Passage shown >>

By Nimusiima
Sunday, the streets of Kampala were awash with a horde of people who poured in the city from different walks of life. They came to witness the delightful Kampala Carnival that was underway. They shouted, gawked and jumped in ululations. The streets were peppered with people shoving aloft their placards, convoys of different corporate companies with their respectful creatively-coined huge cars, people with paint patched on their skin, girls showcasing their neon, glistening bodies, music blaring endlessly, music performances et al. And by the time the streets were cleared and Sunday turned Monday, the carnival, like finger prints, left behind things to ponder. We need the carnival, fellow Ugandans. We need such festivals. We need such celebratory carnivals filled to the brim with pomp and unmatched delight.

Source material >>
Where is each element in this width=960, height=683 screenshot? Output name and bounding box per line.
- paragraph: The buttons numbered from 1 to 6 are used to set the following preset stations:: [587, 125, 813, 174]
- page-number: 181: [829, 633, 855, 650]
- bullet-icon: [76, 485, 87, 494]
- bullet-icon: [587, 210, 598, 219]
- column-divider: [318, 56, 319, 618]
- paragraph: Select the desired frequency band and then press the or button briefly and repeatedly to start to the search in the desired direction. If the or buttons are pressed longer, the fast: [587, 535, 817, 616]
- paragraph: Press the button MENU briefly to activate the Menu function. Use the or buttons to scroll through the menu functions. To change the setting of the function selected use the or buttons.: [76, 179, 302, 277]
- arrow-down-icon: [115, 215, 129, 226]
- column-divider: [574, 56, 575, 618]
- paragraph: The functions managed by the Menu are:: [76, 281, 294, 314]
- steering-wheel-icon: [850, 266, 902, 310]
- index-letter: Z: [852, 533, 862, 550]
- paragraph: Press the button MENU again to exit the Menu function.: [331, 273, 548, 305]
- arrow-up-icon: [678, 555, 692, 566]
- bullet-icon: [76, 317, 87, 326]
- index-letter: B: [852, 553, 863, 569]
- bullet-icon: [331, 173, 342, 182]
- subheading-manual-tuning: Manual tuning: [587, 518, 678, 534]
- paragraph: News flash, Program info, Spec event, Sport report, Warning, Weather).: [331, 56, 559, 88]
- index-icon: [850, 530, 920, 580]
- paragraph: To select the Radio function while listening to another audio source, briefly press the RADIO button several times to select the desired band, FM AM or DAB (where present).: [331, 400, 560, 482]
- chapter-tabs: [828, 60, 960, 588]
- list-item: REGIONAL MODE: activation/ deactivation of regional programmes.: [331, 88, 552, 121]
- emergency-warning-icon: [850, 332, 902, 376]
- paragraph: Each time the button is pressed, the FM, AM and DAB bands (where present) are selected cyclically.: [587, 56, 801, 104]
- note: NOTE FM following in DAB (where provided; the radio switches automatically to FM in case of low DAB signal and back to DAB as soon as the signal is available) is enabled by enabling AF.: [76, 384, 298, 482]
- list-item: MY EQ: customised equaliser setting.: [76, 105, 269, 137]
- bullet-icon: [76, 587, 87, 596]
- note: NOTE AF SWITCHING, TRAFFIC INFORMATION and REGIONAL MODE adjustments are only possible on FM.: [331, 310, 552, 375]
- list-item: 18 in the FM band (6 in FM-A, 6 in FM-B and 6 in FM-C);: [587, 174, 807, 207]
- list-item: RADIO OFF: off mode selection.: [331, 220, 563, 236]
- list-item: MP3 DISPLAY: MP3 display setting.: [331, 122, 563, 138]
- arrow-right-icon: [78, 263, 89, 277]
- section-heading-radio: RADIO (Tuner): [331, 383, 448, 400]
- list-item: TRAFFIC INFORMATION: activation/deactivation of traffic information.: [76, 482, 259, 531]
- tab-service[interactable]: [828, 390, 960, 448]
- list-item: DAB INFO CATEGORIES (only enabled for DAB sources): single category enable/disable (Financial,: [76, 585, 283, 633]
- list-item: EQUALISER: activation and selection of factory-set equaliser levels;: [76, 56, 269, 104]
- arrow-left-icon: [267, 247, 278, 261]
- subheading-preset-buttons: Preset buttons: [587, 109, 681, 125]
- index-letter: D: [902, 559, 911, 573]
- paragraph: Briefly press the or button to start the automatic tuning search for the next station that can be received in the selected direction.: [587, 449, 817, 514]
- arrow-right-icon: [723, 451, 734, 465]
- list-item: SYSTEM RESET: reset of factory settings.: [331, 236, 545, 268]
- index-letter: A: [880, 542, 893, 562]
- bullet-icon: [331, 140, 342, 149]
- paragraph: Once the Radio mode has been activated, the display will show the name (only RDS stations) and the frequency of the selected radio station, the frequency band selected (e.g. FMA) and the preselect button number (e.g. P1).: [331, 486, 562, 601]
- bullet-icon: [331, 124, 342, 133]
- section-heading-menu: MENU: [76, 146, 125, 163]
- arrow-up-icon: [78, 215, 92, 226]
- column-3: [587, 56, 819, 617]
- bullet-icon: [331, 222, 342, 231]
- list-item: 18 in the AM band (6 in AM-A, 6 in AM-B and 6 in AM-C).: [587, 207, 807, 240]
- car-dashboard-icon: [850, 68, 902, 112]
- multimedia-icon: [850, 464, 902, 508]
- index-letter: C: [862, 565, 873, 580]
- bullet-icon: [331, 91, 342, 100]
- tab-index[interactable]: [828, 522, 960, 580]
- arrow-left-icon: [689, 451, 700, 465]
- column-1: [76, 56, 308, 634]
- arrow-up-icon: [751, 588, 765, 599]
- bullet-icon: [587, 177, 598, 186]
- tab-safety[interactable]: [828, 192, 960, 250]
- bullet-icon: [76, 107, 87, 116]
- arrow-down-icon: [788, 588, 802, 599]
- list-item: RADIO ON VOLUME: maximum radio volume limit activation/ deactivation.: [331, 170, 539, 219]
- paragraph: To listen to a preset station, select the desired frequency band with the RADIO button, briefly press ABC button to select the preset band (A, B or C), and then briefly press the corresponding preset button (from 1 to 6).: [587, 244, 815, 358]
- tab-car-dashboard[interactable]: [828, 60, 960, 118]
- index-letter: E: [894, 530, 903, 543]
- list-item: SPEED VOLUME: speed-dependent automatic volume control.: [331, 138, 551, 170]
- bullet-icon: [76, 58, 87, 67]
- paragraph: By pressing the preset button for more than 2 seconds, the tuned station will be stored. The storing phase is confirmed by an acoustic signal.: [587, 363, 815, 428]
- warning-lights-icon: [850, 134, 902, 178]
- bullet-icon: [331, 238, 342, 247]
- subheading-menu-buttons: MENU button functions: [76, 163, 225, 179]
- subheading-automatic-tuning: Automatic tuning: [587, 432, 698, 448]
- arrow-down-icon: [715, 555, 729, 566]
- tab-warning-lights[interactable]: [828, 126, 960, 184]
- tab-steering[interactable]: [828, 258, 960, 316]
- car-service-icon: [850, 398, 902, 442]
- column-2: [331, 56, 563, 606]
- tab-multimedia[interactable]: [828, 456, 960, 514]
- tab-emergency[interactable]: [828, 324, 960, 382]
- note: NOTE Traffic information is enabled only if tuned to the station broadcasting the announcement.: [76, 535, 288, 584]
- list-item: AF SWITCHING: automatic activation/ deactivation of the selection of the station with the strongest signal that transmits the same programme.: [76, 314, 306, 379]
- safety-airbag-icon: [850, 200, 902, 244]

Exercise directions >> Return the Kampala Carnival text from "By Nimusiima" to "and unmatched delight.", copied word for word. The data above stands apart from the Kampala Carnival text.

The completed task >>
By Nimusiima
Sunday, the streets of Kampala were awash with a horde of people who poured in the city from different walks of life. They came to witness the delightful Kampala Carnival that was underway. They shouted, gawked and jumped in ululations. The streets were peppered with people shoving aloft their placards, convoys of different corporate companies with their respectful creatively-coined huge cars, people with paint patched on their skin, girls showcasing their neon, glistening bodies, music blaring endlessly, music performances et al. And by the time the streets were cleared and Sunday turned Monday, the carnival, like finger prints, left behind things to ponder. We need the carnival, fellow Ugandans. We need such festivals. We need such celebratory carnivals filled to the brim with pomp and unmatched delight.